━━━ Data shown ━━━

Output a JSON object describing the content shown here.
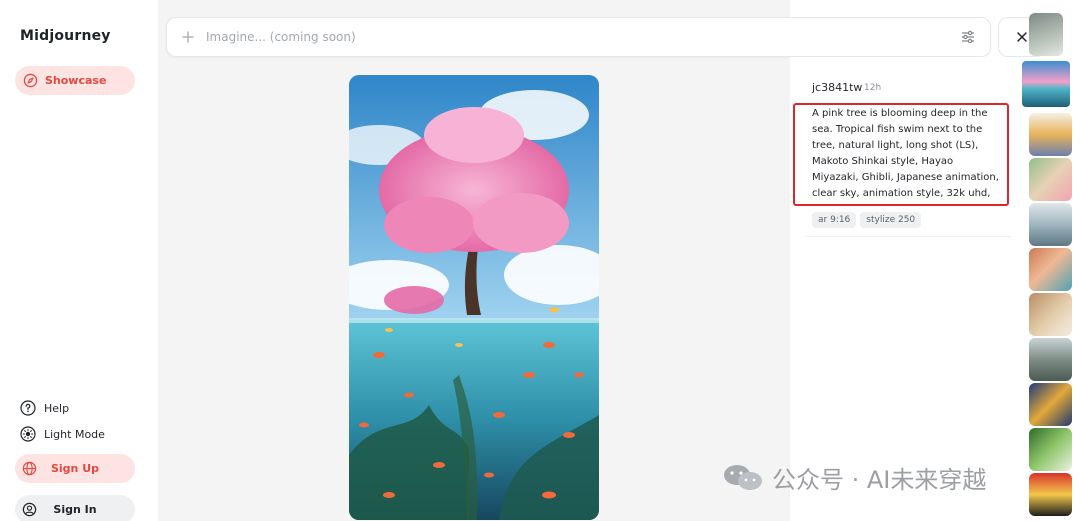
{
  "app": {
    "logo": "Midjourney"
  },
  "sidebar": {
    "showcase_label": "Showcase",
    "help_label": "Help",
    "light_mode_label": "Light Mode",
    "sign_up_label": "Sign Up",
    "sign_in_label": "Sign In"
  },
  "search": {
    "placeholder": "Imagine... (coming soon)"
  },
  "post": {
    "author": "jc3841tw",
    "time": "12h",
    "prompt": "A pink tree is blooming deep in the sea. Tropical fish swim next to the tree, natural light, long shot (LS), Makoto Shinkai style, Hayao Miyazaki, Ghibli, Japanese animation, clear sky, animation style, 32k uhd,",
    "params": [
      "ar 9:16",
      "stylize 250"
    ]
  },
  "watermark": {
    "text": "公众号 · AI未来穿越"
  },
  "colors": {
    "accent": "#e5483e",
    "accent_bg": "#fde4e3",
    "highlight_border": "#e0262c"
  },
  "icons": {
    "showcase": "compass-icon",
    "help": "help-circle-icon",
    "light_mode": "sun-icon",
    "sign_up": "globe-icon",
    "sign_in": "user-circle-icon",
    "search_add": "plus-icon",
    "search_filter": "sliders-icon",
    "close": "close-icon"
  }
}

━━━

** Set task **
Take the listing and print it again exactly, but without any pictures.

** Completed task **
Output a JSON object describing the content shown here.
{
  "app": {
    "logo": "Midjourney"
  },
  "sidebar": {
    "showcase_label": "Showcase",
    "help_label": "Help",
    "light_mode_label": "Light Mode",
    "sign_up_label": "Sign Up",
    "sign_in_label": "Sign In"
  },
  "search": {
    "placeholder": "Imagine... (coming soon)"
  },
  "post": {
    "author": "jc3841tw",
    "time": "12h",
    "prompt": "A pink tree is blooming deep in the sea. Tropical fish swim next to the tree, natural light, long shot (LS), Makoto Shinkai style, Hayao Miyazaki, Ghibli, Japanese animation, clear sky, animation style, 32k uhd,",
    "params": [
      "ar 9:16",
      "stylize 250"
    ]
  },
  "watermark": {
    "text": "公众号 · AI未来穿越"
  },
  "colors": {
    "accent": "#e5483e",
    "accent_bg": "#fde4e3",
    "highlight_border": "#e0262c"
  },
  "icons": {
    "showcase": "compass-icon",
    "help": "help-circle-icon",
    "light_mode": "sun-icon",
    "sign_up": "globe-icon",
    "sign_in": "user-circle-icon",
    "search_add": "plus-icon",
    "search_filter": "sliders-icon",
    "close": "close-icon"
  }
}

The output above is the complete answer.